What you will do: Only the lines from the one holding "What's the underlying" to the end of the data should be echoed, exactly as they appear, minus the pictures.

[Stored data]
====
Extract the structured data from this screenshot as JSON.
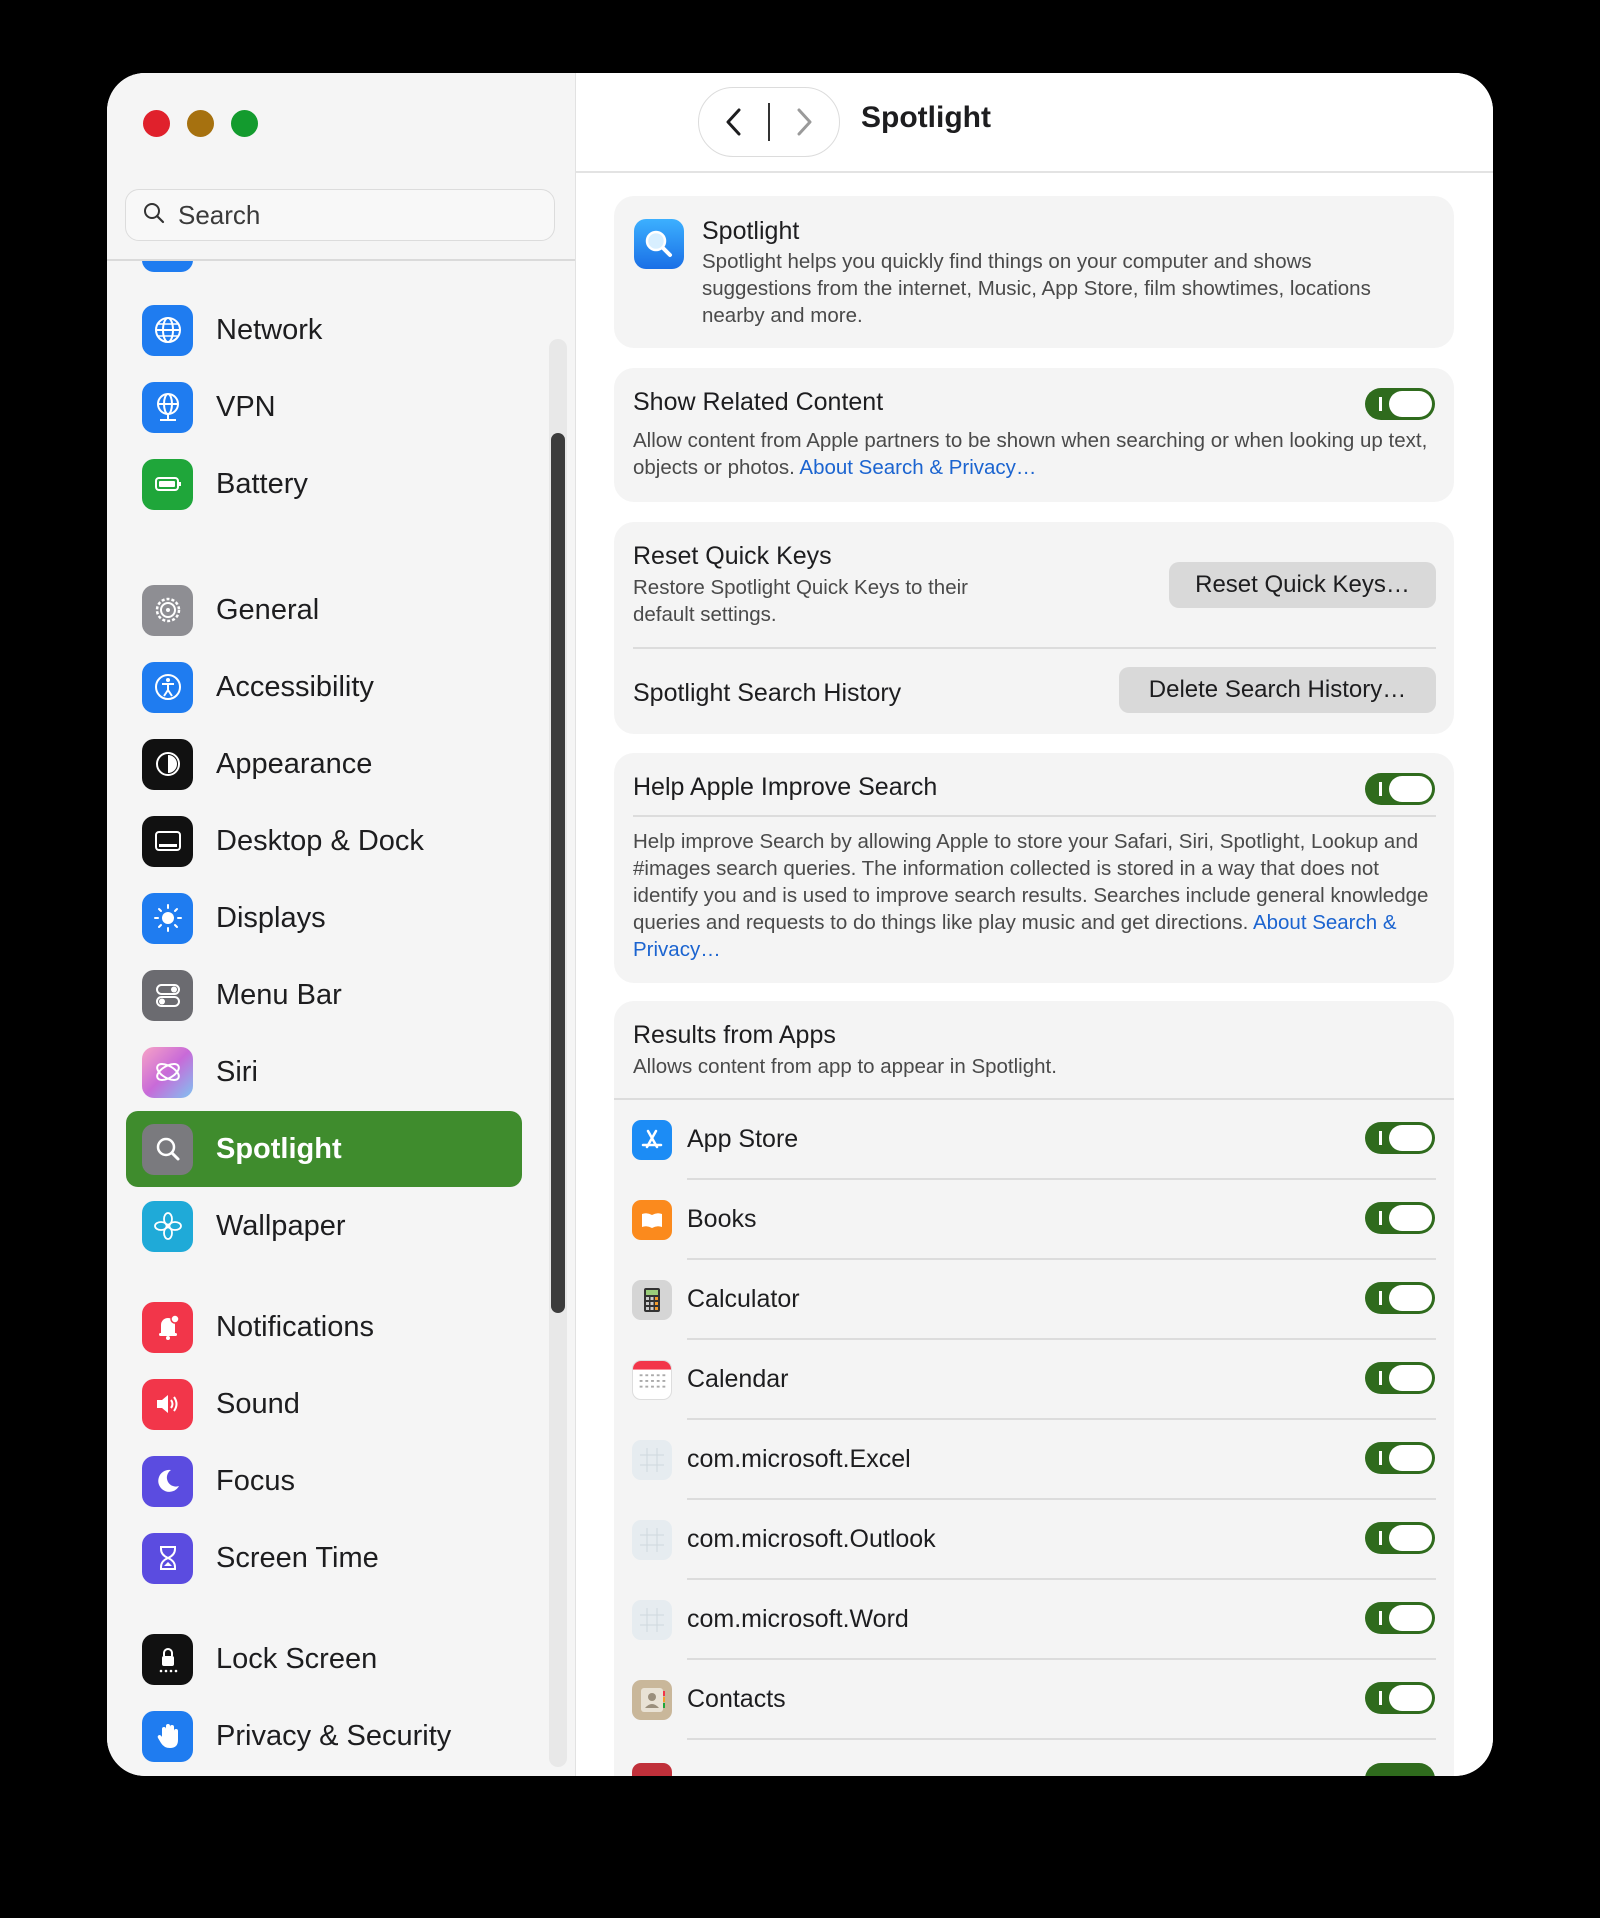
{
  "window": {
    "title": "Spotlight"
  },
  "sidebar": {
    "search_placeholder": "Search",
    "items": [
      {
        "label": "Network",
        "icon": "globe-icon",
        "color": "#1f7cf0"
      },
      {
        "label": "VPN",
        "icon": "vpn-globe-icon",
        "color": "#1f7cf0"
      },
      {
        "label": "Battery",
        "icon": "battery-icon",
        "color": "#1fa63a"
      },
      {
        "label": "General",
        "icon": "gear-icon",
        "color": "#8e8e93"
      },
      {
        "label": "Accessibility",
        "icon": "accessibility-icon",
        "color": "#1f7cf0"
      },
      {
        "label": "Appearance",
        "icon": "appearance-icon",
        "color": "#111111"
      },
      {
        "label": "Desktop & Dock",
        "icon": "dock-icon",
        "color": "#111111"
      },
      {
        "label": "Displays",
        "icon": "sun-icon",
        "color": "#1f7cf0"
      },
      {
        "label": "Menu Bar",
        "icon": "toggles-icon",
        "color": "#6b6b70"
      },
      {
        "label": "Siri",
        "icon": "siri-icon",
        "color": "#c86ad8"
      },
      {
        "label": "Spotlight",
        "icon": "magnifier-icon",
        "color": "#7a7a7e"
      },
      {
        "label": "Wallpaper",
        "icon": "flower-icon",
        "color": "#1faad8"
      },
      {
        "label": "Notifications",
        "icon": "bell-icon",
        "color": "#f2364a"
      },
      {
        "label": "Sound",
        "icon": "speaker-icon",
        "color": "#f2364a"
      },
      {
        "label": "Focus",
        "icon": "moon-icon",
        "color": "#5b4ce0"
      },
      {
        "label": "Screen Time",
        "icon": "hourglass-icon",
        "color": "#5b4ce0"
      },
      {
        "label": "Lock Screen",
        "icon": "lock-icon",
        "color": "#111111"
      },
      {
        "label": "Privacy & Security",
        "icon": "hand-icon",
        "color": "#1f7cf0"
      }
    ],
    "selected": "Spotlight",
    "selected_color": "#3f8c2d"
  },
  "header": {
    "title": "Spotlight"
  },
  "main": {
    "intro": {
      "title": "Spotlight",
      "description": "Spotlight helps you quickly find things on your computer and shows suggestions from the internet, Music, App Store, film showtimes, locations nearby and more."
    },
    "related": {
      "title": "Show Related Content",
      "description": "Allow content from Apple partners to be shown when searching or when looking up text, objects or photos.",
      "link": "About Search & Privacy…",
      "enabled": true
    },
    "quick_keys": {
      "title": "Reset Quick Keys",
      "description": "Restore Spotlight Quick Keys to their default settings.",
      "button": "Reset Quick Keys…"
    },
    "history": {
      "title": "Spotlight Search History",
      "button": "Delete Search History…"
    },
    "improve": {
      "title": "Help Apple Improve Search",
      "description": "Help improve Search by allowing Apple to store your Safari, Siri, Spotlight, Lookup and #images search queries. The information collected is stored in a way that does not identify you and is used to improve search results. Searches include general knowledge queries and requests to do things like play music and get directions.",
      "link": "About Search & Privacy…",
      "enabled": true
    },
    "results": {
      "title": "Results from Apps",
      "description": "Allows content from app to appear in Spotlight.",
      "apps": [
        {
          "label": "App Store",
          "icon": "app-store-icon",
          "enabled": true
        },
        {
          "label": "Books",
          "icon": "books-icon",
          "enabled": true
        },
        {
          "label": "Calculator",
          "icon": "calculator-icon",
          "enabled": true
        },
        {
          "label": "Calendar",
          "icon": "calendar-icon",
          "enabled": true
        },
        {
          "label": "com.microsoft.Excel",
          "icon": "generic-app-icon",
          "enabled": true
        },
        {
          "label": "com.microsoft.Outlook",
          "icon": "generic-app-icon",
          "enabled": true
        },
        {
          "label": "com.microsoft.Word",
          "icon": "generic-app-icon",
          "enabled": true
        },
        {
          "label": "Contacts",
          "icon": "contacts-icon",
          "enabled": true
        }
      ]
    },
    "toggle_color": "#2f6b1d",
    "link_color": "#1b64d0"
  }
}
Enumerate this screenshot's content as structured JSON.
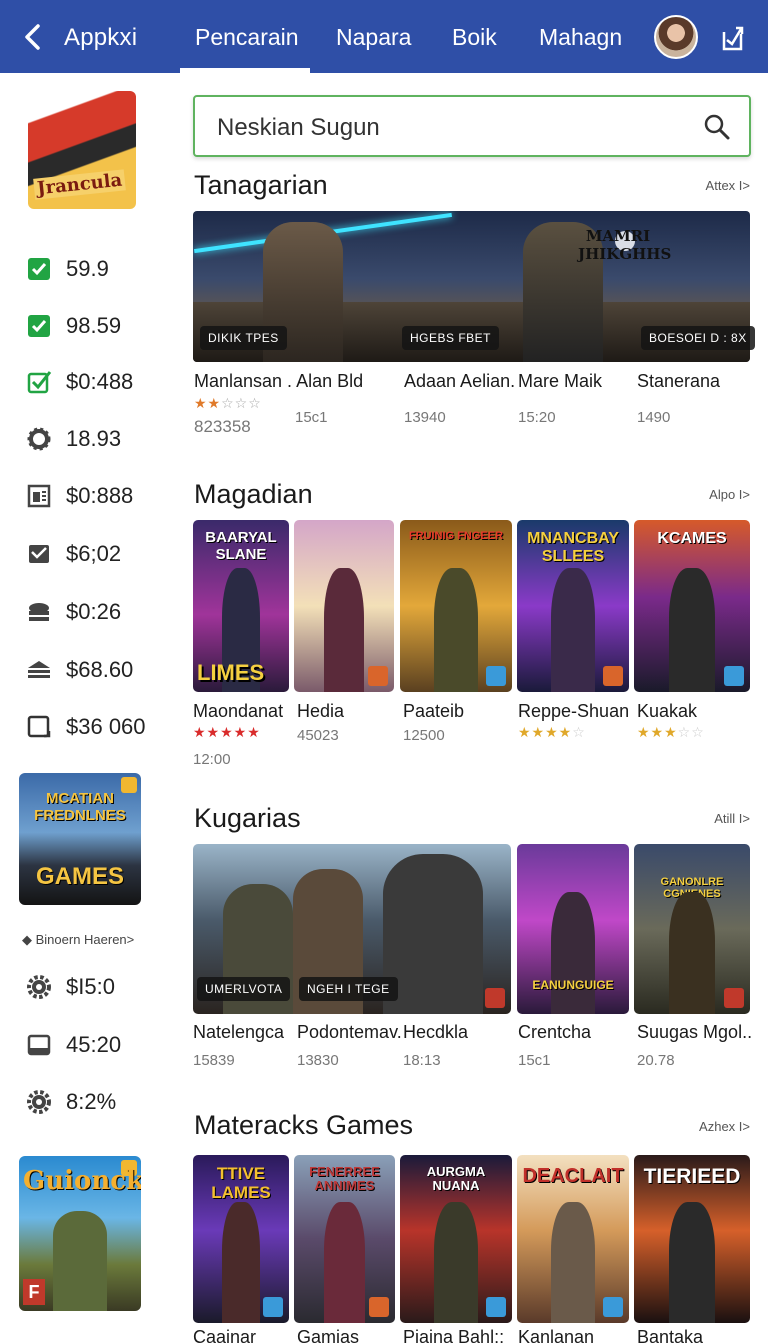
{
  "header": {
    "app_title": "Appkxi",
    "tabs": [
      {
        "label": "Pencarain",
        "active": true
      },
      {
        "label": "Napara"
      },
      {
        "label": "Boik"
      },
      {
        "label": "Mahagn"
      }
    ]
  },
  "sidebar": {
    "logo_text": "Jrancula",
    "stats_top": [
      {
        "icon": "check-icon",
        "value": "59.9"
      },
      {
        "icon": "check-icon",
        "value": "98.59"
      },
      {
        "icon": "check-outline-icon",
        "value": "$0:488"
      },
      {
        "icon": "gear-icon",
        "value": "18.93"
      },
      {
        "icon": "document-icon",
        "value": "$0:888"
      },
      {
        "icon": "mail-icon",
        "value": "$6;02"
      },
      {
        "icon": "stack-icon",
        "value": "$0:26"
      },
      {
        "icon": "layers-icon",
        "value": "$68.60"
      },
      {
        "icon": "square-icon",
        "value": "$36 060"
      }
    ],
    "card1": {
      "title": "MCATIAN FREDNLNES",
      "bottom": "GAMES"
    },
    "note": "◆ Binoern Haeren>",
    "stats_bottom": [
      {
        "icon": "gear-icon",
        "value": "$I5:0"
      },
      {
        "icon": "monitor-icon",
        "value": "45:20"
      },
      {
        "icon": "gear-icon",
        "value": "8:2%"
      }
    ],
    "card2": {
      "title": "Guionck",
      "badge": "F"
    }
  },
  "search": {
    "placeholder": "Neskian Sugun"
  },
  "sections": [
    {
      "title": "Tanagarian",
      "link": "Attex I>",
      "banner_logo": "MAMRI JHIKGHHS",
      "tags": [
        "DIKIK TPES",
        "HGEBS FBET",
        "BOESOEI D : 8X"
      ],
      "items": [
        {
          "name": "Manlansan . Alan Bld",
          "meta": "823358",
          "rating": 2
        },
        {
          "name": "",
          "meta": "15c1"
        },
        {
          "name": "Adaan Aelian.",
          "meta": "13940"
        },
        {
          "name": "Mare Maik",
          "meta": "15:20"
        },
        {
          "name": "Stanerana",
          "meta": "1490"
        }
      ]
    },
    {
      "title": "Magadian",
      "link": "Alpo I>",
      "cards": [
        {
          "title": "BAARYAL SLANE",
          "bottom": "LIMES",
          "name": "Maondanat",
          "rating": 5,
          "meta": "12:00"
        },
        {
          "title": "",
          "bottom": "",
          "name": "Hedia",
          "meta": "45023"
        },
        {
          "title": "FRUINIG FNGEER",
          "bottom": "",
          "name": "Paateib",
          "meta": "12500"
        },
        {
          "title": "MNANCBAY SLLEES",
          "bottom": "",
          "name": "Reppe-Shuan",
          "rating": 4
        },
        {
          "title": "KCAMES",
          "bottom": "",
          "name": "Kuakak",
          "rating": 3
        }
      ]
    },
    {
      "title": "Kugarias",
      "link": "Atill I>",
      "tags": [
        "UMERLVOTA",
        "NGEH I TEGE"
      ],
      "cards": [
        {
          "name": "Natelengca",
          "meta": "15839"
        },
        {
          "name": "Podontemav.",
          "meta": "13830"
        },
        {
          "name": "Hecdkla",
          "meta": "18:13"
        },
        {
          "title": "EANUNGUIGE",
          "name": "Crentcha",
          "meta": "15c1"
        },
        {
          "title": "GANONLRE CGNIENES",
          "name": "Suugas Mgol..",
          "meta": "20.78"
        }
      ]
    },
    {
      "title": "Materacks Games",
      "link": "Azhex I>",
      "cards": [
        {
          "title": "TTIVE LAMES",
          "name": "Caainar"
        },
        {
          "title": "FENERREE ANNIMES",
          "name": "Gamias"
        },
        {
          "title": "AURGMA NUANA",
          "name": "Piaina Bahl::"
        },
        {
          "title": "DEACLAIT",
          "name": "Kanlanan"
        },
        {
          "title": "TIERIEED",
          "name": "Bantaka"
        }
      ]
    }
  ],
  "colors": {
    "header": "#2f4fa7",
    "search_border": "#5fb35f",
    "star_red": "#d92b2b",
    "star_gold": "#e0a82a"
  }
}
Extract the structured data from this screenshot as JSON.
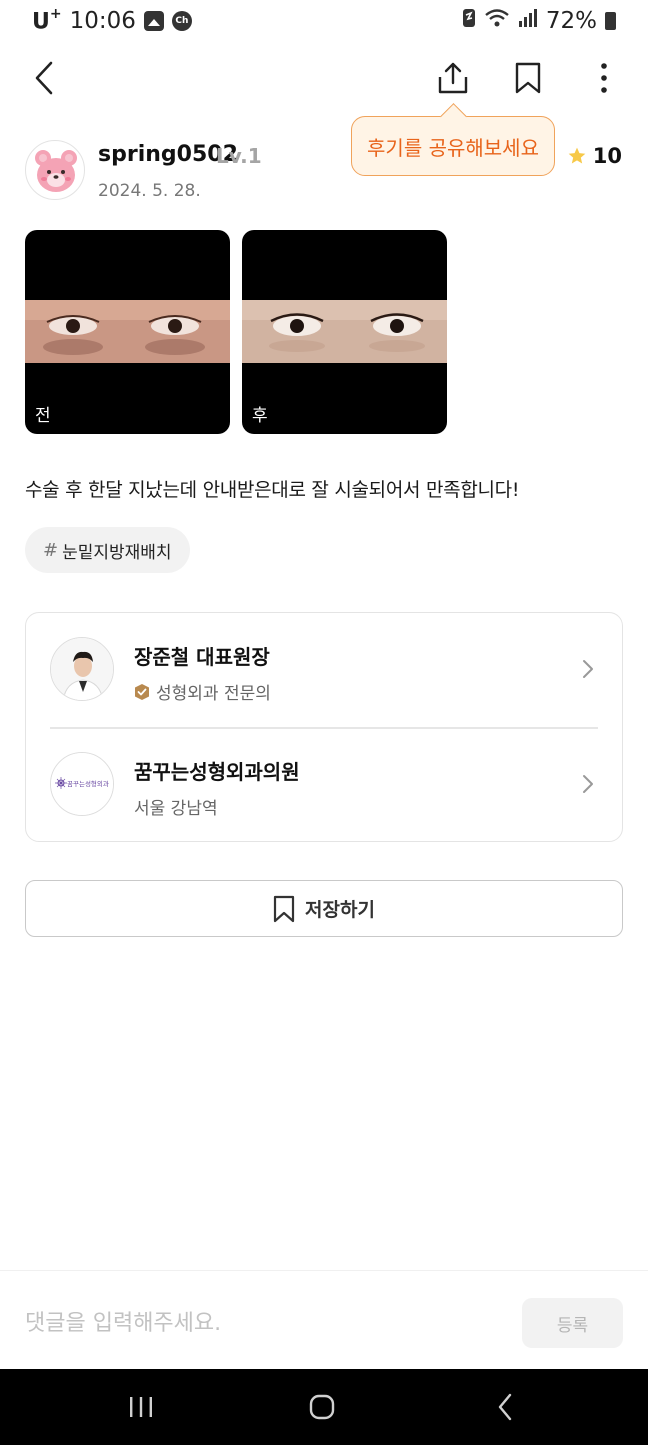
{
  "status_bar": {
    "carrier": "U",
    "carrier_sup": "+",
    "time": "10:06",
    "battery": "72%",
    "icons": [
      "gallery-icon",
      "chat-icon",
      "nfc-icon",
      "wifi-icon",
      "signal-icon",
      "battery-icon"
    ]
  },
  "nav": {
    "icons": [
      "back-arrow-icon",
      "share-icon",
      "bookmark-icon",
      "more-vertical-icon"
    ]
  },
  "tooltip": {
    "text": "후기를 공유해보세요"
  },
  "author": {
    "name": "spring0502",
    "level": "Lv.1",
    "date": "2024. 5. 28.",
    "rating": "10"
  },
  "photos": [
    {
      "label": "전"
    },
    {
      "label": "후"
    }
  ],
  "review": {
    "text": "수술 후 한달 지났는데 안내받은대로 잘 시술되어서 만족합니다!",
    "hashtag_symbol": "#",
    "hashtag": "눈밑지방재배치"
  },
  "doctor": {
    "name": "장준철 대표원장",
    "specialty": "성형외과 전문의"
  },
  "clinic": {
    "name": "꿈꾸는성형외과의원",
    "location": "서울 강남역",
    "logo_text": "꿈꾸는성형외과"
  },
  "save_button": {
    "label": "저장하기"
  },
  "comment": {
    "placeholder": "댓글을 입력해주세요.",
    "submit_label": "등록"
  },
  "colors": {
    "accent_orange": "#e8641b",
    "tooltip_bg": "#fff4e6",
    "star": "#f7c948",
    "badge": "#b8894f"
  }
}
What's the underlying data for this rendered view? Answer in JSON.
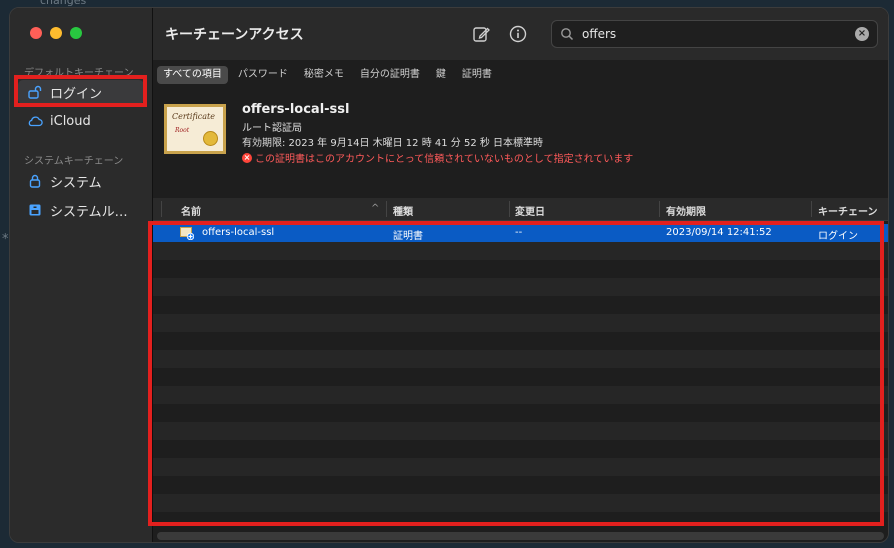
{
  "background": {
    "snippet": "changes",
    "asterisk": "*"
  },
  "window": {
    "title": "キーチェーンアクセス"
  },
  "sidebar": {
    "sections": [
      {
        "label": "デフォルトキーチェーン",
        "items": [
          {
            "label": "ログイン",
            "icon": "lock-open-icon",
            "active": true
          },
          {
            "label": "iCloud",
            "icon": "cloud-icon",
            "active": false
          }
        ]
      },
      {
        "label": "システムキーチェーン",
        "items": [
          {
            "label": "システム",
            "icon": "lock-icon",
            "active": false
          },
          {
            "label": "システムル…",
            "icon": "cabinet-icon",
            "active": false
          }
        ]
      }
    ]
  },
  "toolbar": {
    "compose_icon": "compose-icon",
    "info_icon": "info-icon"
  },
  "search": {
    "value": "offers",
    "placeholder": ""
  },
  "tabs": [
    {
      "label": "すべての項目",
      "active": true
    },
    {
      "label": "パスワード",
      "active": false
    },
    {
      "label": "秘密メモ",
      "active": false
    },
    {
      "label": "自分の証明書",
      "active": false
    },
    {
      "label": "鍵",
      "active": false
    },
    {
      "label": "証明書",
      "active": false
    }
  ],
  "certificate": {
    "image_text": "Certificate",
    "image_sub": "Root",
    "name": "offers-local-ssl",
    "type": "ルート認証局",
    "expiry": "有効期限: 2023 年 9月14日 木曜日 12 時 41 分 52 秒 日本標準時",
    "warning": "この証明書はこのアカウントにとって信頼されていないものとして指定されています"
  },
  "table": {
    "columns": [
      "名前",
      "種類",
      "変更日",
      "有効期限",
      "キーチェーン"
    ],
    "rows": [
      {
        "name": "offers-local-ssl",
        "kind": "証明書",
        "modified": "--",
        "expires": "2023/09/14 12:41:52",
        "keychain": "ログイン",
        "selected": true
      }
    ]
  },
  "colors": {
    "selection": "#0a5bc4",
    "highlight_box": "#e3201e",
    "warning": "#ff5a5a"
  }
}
====
Exercise output:
What's the underlying data for this rendered view? Answer in JSON.
{
  "background": {
    "snippet": "changes",
    "asterisk": "*"
  },
  "window": {
    "title": "キーチェーンアクセス"
  },
  "sidebar": {
    "sections": [
      {
        "label": "デフォルトキーチェーン",
        "items": [
          {
            "label": "ログイン",
            "icon": "lock-open-icon",
            "active": true
          },
          {
            "label": "iCloud",
            "icon": "cloud-icon",
            "active": false
          }
        ]
      },
      {
        "label": "システムキーチェーン",
        "items": [
          {
            "label": "システム",
            "icon": "lock-icon",
            "active": false
          },
          {
            "label": "システムル…",
            "icon": "cabinet-icon",
            "active": false
          }
        ]
      }
    ]
  },
  "toolbar": {
    "compose_icon": "compose-icon",
    "info_icon": "info-icon"
  },
  "search": {
    "value": "offers",
    "placeholder": ""
  },
  "tabs": [
    {
      "label": "すべての項目",
      "active": true
    },
    {
      "label": "パスワード",
      "active": false
    },
    {
      "label": "秘密メモ",
      "active": false
    },
    {
      "label": "自分の証明書",
      "active": false
    },
    {
      "label": "鍵",
      "active": false
    },
    {
      "label": "証明書",
      "active": false
    }
  ],
  "certificate": {
    "image_text": "Certificate",
    "image_sub": "Root",
    "name": "offers-local-ssl",
    "type": "ルート認証局",
    "expiry": "有効期限: 2023 年 9月14日 木曜日 12 時 41 分 52 秒 日本標準時",
    "warning": "この証明書はこのアカウントにとって信頼されていないものとして指定されています"
  },
  "table": {
    "columns": [
      "名前",
      "種類",
      "変更日",
      "有効期限",
      "キーチェーン"
    ],
    "rows": [
      {
        "name": "offers-local-ssl",
        "kind": "証明書",
        "modified": "--",
        "expires": "2023/09/14 12:41:52",
        "keychain": "ログイン",
        "selected": true
      }
    ]
  },
  "colors": {
    "selection": "#0a5bc4",
    "highlight_box": "#e3201e",
    "warning": "#ff5a5a"
  }
}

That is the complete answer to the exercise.